== What the task requires ==
Every line that includes the word "между" is to be listed.
┄┄┄┄┄┄┄┄┄┄
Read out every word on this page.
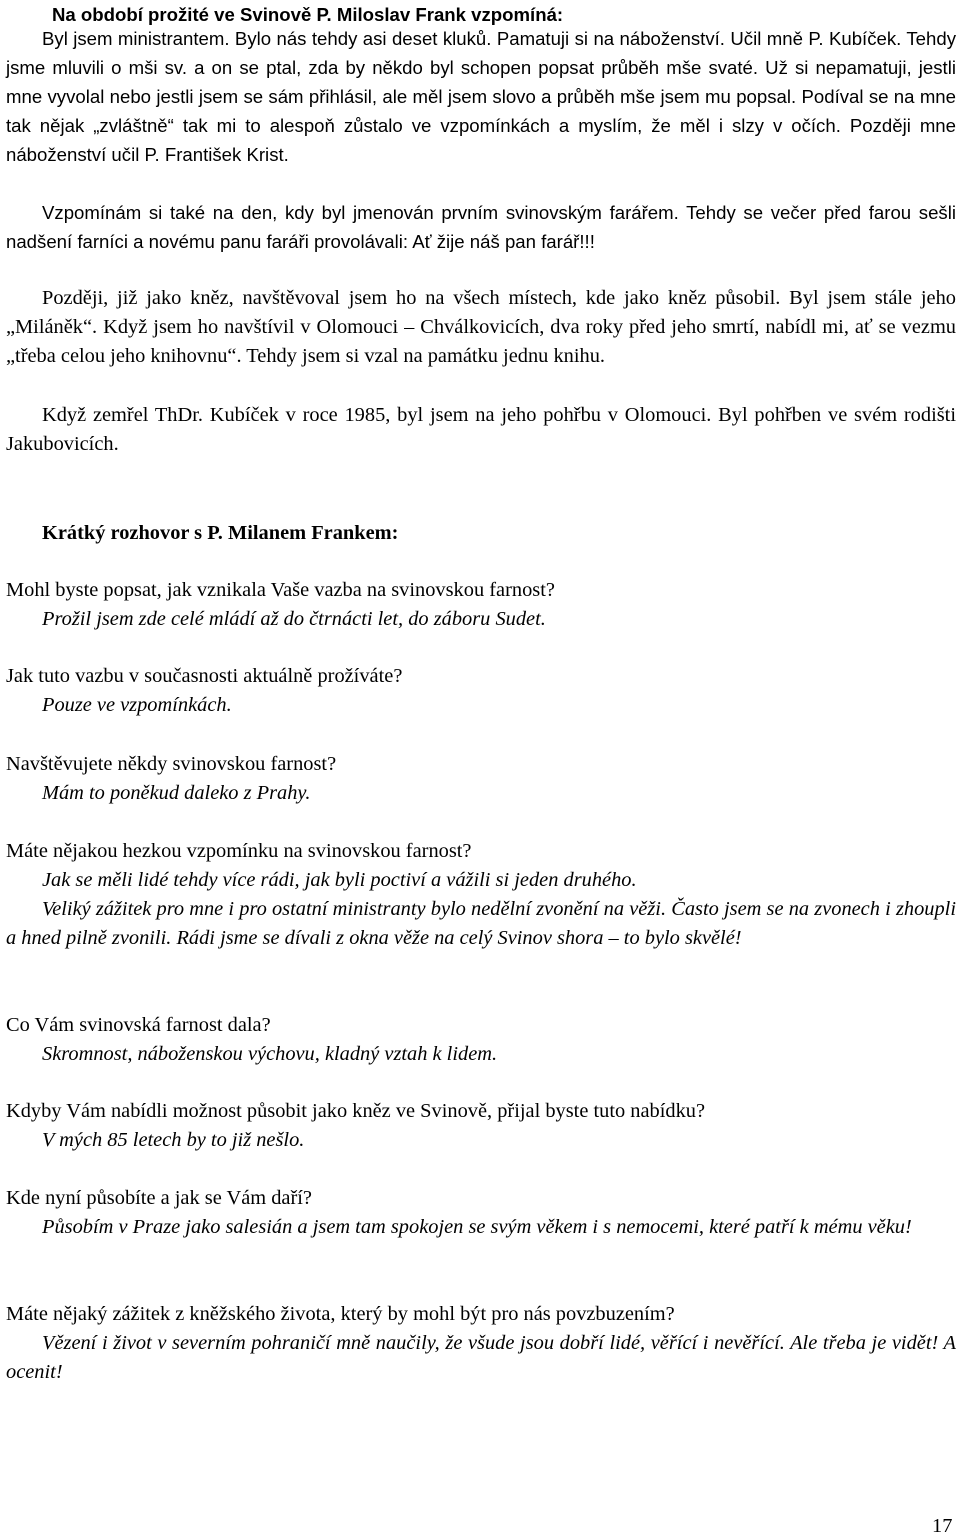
Na období prožité ve Svinově P. Miloslav Frank vzpomíná:

Byl jsem ministrantem. Bylo nás tehdy asi deset kluků. Pamatuji si na náboženství. Učil mně P. Kubíček. Tehdy jsme mluvili o mši sv. a on se ptal, zda by někdo byl schopen popsat průběh mše svaté. Už si nepamatuji, jestli mne vyvolal nebo jestli jsem se sám přihlásil, ale měl jsem slovo a průběh mše jsem mu popsal. Podíval se na mne tak nějak „zvláštně“ tak mi to alespoň zůstalo ve vzpomínkách a myslím, že měl i slzy v očích. Později mne náboženství učil P. František Krist.

Vzpomínám si také na den, kdy byl jmenován prvním svinovským farářem. Tehdy se večer před farou sešli nadšení farníci a novému panu faráři provolávali: Ať žije náš pan farář!!!

Později, již jako kněz, navštěvoval jsem ho na všech místech, kde jako kněz působil. Byl jsem stále jeho „Miláněk“. Když jsem ho navštívil v Olomouci – Chválkovicích, dva roky před jeho smrtí, nabídl mi, ať se vezmu „třeba celou jeho knihovnu“. Tehdy jsem si vzal na památku jednu knihu.

Když zemřel ThDr. Kubíček v roce 1985, byl jsem na jeho pohřbu v Olomouci. Byl pohřben ve svém rodišti Jakubovicích.

Krátký rozhovor s P. Milanem Frankem:

Mohl byste popsat, jak vznikala Vaše vazba na svinovskou farnost?

Prožil jsem zde celé mládí až do čtrnácti let, do záboru Sudet.

Jak tuto vazbu v současnosti aktuálně prožíváte?

Pouze ve vzpomínkách.

Navštěvujete někdy svinovskou farnost?

Mám to poněkud daleko z Prahy.

Máte nějakou hezkou vzpomínku na svinovskou farnost?

Jak se měli lidé tehdy více rádi, jak byli poctiví a vážili si jeden druhého.

Veliký zážitek pro mne i pro ostatní ministranty bylo nedělní zvonění na věži. Často jsem se na zvonech i zhoupli a hned pilně zvonili. Rádi jsme se dívali z okna věže na celý Svinov shora – to bylo skvělé!

Co Vám svinovská farnost dala?

Skromnost, náboženskou výchovu, kladný vztah k lidem.

Kdyby Vám nabídli možnost působit jako kněz ve Svinově, přijal byste tuto nabídku?

V mých 85 letech by to již nešlo.

Kde nyní působíte a jak se Vám daří?

Působím v Praze jako salesián a jsem tam spokojen se svým věkem i s nemocemi, které patří k mému věku!

Máte nějaký zážitek z kněžského života, který by mohl být pro nás povzbuzením?

Vězení i život v severním pohraničí mně naučily, že všude jsou dobří lidé, věřící i nevěřící. Ale třeba je vidět! A ocenit!

17
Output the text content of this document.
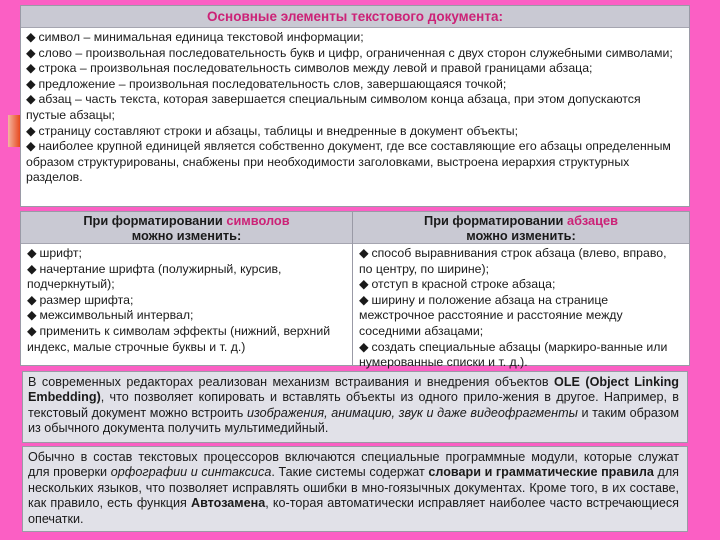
Основные элементы текстового документа:

◆ символ – минимальная единица текстовой информации;

◆ слово – произвольная последовательность букв и цифр, ограниченная с двух сторон служебными символами;

◆ строка – произвольная последовательность символов между левой и правой границами абзаца;

◆ предложение – произвольная последовательность слов, завершающаяся точкой;

◆ абзац – часть текста, которая завершается специальным символом конца абзаца, при этом допускаются пустые абзацы;

◆ страницу составляют строки и абзацы, таблицы и внедренные в документ объекты;

◆ наиболее крупной единицей является собственно документ, где все составляющие его абзацы определенным образом структурированы, снабжены при необходимости заголовками, выстроена иерархия структурных разделов.

При форматировании символов
можно изменить:

◆ шрифт;

◆ начертание шрифта (полужирный, курсив, подчеркнутый);

◆ размер шрифта;

◆ межсимвольный интервал;

◆ применить к символам эффекты (нижний, верхний индекс, малые строчные буквы и т. д.)

При форматировании абзацев
можно изменить:

◆ способ выравнивания строк абзаца (влево, вправо, по центру, по ширине);

◆ отступ в красной строке абзаца;

◆ ширину и положение абзаца на странице межстрочное расстояние и расстояние между соседними абзацами;

◆ создать специальные абзацы (маркиро-ванные или нумерованные списки и т. д.).

В современных редакторах реализован механизм встраивания и внедрения объектов OLE (Object Linking Embedding), что позволяет копировать и вставлять объекты из одного прило-жения в другое. Например, в текстовый документ можно встроить изображения, анимацию, звук и даже видеофрагменты и таким образом из обычного документа получить мультимедийный.

Обычно в состав текстовых процессоров включаются специальные программные модули, которые служат для проверки орфографии и синтаксиса. Такие системы содержат словари и грамматические правила для нескольких языков, что позволяет исправлять ошибки в мно-гоязычных документах. Кроме того, в их составе, как правило, есть функция Автозамена, ко-торая автоматически исправляет наиболее часто встречающиеся опечатки.
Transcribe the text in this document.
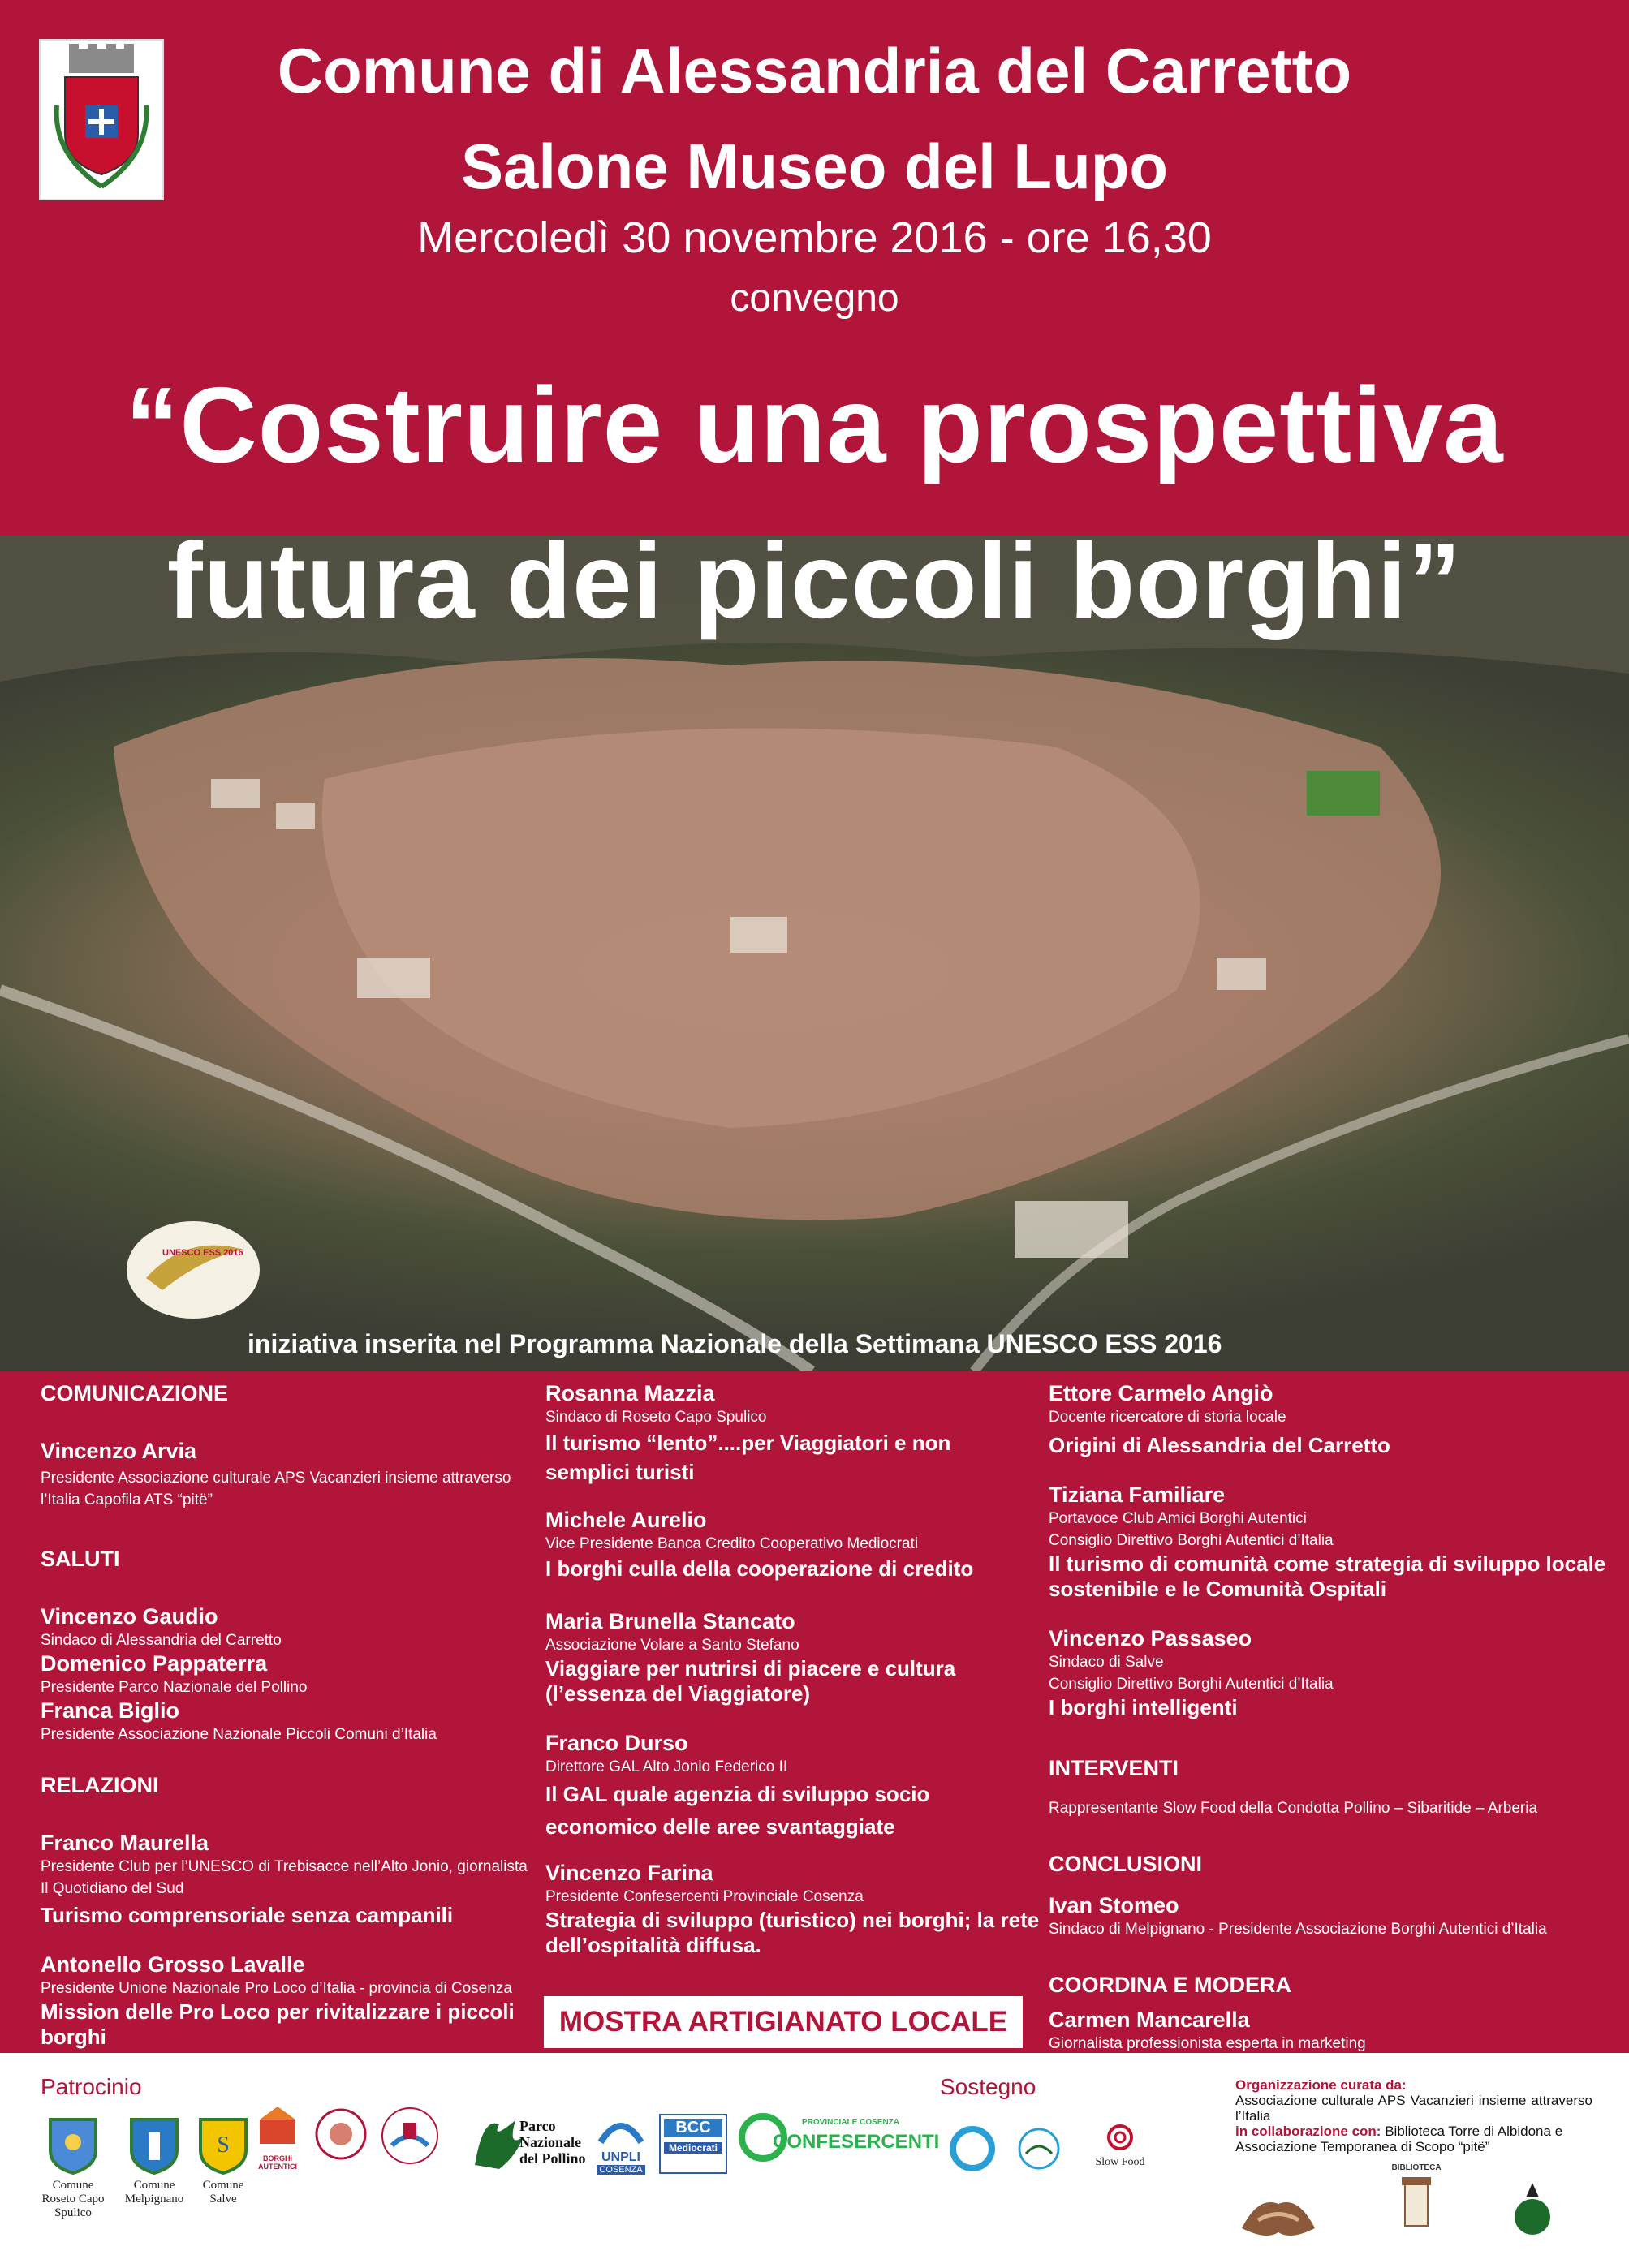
Comune di Alessandria del Carretto
Salone Museo del Lupo
Mercoledì 30 novembre 2016 - ore 16,30
convegno
UNESCO ESS 2016
“Costruire una prospettiva
futura dei piccoli borghi”
iniziativa inserita nel Programma Nazionale della Settimana UNESCO ESS 2016
COMUNICAZIONE
Vincenzo Arvia
Presidente Associazione culturale APS Vacanzieri insieme attraverso l’Italia Capofila ATS “pitë”
SALUTI
Vincenzo Gaudio
Sindaco di Alessandria del Carretto
Domenico Pappaterra
Presidente Parco Nazionale del Pollino
Franca Biglio
Presidente Associazione Nazionale Piccoli Comuni d’Italia
RELAZIONI
Franco Maurella
Presidente Club per l’UNESCO di Trebisacce nell’Alto Jonio, giornalista Il Quotidiano del Sud
Turismo comprensoriale senza campanili
Antonello Grosso Lavalle
Presidente Unione Nazionale Pro Loco d’Italia - provincia di Cosenza
Mission delle Pro Loco per rivitalizzare i piccoli borghi
Rosanna Mazzia
Sindaco di Roseto Capo Spulico
Il turismo “lento”....per Viaggiatori e non semplici turisti
Michele Aurelio
Vice Presidente Banca Credito Cooperativo Mediocrati
I borghi culla della cooperazione di credito
Maria Brunella Stancato
Associazione Volare a Santo Stefano
Viaggiare per nutrirsi di piacere e cultura (l’essenza del Viaggiatore)
Franco Durso
Direttore GAL Alto Jonio Federico II
Il GAL quale agenzia di sviluppo socio economico delle aree svantaggiate
Vincenzo Farina
Presidente Confesercenti Provinciale Cosenza
Strategia di sviluppo (turistico) nei borghi; la rete dell’ospitalità diffusa.
MOSTRA ARTIGIANATO LOCALE
Ettore Carmelo Angiò
Docente ricercatore di storia locale
Origini di Alessandria del Carretto
Tiziana Familiare
Portavoce Club Amici Borghi Autentici
Consiglio Direttivo Borghi Autentici d’Italia
Il turismo di comunità come strategia di sviluppo locale sostenibile e le Comunità Ospitali
Vincenzo Passaseo
Sindaco di Salve
Consiglio Direttivo Borghi Autentici d’Italia
I borghi intelligenti
INTERVENTI
Rappresentante Slow Food della Condotta Pollino – Sibaritide – Arberia
CONCLUSIONI
Ivan Stomeo
Sindaco di Melpignano - Presidente Associazione Borghi Autentici d’Italia
COORDINA E MODERA
Carmen Mancarella
Giornalista professionista esperta in marketing
Patrocinio	Sostegno
Comune
Roseto Capo
Spulico
Comune
Melpignano
S
Comune
Salve
BORGHI AUTENTICI
Parco Nazionale del Pollino	UNPLI
COSENZA
BCC
Mediocrati
PROVINCIALE COSENZA
CONFESERCENTI
Slow Food
Organizzazione curata da:
Associazione culturale APS Vacanzieri insieme attraverso l’Italia
in collaborazione con: Biblioteca Torre di Albidona e Associazione Temporanea di Scopo “pitë”
BIBLIOTECA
┄┄┄┄┄┄┄┄┄┄
== Exercise answer ==
◆ строка – произвольная последовательность символов между левой и правой границами абзаца;
◆ ширину и положение абзаца на странице межстрочное расстояние и расстояние между соседними абзацами;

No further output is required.